> [DATASET RECORDS]:
##############################

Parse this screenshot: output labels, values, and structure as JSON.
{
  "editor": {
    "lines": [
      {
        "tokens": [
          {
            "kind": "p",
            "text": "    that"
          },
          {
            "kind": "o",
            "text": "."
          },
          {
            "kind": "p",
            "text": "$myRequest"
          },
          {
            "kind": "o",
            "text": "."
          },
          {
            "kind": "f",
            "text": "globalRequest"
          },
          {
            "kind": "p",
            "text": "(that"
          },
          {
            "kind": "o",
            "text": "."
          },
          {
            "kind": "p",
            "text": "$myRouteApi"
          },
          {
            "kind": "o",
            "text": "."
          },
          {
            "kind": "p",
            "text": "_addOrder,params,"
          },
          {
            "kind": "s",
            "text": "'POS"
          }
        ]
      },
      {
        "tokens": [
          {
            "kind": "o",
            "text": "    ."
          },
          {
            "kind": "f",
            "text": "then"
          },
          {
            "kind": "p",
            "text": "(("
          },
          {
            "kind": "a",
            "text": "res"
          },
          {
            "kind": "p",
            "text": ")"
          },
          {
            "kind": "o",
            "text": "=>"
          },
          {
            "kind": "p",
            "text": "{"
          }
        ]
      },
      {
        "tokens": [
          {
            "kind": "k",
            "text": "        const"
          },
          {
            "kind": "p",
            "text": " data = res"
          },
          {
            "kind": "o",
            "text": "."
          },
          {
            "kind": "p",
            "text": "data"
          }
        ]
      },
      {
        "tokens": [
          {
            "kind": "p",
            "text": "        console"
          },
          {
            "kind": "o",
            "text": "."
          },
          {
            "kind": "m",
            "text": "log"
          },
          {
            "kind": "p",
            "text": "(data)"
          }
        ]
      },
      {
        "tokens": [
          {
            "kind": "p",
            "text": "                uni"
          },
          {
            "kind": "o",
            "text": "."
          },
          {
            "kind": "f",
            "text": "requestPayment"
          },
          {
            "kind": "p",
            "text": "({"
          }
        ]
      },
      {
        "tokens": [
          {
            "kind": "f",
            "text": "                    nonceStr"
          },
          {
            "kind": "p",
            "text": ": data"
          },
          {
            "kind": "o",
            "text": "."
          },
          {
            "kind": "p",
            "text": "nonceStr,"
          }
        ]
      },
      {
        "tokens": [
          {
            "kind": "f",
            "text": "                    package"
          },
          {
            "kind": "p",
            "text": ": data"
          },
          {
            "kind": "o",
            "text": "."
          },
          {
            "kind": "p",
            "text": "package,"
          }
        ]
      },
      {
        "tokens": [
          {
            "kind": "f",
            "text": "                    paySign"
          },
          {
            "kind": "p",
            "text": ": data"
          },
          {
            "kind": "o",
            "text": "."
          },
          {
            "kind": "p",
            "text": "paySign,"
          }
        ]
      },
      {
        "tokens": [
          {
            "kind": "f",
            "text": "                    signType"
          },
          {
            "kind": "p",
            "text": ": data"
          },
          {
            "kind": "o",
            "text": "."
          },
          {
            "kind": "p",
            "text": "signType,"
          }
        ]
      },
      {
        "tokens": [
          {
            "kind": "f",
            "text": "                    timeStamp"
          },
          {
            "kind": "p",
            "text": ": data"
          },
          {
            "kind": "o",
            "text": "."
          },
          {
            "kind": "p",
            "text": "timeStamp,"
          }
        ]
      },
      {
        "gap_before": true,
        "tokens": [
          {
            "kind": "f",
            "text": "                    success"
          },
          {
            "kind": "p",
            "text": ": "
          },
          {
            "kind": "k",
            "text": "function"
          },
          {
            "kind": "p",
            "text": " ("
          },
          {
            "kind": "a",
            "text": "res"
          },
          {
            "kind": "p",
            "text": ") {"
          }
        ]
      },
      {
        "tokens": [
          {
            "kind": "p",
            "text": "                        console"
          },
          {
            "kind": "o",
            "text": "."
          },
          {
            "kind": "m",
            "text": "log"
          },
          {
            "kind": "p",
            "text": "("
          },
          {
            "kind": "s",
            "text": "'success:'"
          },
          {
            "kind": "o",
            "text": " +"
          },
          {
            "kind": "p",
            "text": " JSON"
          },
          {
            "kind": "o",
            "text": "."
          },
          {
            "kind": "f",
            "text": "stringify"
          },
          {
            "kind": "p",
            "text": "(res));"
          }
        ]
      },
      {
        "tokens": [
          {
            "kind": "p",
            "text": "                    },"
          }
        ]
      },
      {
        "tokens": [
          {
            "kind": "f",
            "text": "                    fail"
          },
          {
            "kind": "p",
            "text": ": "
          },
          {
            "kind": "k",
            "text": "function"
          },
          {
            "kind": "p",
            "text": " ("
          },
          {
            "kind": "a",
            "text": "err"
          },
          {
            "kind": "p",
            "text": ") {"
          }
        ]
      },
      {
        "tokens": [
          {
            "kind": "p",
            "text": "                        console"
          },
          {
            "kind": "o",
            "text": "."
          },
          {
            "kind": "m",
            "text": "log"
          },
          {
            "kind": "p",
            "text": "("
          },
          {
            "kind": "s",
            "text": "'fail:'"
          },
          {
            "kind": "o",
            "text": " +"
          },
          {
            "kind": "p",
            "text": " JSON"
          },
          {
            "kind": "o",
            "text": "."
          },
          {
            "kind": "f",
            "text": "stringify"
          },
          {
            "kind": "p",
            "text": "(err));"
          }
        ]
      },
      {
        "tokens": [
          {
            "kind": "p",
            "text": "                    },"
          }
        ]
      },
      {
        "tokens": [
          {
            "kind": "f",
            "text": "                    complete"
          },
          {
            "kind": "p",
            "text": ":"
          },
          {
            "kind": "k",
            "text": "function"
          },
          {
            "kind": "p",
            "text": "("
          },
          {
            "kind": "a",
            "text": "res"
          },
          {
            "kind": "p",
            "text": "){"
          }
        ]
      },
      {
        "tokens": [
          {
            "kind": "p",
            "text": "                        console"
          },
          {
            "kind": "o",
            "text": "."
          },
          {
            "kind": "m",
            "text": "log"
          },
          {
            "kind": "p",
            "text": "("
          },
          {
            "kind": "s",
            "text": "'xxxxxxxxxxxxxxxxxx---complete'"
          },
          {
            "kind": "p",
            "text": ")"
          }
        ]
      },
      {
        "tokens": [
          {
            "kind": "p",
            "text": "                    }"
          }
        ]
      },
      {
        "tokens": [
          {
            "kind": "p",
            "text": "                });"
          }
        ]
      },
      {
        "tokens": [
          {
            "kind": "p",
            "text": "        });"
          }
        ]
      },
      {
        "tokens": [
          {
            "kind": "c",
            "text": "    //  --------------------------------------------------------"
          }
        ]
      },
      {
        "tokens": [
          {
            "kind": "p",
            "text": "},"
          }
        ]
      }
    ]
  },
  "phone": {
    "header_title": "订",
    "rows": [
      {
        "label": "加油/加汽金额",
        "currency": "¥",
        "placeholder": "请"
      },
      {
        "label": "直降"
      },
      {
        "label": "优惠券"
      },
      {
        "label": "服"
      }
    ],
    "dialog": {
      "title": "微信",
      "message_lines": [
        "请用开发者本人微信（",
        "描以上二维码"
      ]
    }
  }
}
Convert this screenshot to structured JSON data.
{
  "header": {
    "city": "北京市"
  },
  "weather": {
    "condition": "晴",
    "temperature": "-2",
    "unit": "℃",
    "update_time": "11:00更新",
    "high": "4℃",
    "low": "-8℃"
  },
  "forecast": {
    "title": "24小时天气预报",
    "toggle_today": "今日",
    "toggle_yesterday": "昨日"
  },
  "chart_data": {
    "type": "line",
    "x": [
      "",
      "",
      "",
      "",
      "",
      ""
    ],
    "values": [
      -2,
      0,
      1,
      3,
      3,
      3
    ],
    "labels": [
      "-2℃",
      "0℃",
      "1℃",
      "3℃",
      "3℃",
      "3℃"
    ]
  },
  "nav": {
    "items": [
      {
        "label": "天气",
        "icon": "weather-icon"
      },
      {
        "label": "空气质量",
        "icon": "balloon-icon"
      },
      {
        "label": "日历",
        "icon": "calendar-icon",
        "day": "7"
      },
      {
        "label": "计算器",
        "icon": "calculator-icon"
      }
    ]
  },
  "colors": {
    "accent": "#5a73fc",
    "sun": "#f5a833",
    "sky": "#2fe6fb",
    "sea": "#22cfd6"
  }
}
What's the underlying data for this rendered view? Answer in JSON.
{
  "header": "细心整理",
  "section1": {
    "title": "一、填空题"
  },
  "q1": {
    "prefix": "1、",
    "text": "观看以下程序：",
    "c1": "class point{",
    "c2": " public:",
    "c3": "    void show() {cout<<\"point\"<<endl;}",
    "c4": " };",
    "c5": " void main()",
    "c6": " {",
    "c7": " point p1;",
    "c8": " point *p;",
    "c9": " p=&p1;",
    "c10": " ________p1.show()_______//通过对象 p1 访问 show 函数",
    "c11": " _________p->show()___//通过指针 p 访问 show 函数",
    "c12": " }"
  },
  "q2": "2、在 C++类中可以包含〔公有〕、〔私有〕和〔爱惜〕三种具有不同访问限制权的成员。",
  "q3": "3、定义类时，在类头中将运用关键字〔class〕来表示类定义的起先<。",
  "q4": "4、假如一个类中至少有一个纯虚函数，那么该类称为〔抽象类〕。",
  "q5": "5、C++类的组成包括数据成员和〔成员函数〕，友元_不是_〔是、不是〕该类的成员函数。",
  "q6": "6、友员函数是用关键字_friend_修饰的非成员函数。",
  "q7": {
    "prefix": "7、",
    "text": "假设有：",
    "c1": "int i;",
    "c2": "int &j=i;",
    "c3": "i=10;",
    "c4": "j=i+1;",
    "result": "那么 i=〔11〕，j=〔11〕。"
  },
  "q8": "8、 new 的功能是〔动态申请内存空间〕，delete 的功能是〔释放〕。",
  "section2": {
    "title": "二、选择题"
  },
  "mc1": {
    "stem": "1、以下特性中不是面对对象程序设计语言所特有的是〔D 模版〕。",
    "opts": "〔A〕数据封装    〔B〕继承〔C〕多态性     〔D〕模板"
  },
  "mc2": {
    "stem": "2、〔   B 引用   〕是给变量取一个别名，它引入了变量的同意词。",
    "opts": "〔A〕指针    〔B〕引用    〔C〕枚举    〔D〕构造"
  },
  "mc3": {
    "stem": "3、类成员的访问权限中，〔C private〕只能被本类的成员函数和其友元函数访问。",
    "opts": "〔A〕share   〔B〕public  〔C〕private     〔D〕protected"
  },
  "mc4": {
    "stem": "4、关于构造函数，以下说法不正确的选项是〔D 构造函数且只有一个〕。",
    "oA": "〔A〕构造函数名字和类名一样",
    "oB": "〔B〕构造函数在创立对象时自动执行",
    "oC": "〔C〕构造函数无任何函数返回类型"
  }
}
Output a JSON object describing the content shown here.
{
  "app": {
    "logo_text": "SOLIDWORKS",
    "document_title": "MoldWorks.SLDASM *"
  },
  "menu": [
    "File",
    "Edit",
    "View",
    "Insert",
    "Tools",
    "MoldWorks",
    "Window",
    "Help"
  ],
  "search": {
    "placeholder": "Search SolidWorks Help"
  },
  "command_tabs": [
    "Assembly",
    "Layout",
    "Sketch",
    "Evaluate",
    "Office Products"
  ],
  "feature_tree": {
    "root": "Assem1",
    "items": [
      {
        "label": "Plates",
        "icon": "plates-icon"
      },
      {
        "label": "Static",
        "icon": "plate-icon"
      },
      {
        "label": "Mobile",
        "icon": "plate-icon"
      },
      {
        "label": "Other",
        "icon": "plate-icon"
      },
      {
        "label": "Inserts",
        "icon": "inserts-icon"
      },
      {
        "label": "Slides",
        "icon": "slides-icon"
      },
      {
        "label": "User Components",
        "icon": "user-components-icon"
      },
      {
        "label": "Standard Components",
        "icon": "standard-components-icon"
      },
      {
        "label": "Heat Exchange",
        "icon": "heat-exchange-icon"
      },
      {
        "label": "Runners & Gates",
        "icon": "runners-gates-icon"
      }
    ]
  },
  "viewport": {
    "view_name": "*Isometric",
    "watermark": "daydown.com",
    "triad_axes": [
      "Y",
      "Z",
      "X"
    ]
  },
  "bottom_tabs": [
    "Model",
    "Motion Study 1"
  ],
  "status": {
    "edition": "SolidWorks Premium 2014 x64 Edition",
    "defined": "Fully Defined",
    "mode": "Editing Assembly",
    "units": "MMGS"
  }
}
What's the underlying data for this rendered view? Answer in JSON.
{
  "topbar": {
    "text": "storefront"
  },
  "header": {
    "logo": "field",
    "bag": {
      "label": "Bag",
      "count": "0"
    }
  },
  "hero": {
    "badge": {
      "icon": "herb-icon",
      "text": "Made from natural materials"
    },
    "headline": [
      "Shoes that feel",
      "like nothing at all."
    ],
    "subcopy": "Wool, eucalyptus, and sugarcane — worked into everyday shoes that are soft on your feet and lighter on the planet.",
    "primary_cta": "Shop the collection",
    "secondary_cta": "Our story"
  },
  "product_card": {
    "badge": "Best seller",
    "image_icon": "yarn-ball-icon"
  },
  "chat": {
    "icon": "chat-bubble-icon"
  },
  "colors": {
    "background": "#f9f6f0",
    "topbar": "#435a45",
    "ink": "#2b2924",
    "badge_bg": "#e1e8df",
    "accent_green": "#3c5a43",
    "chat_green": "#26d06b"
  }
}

##############################

Of the lines in the material above, state how many contain the string "void"; give no other text.

2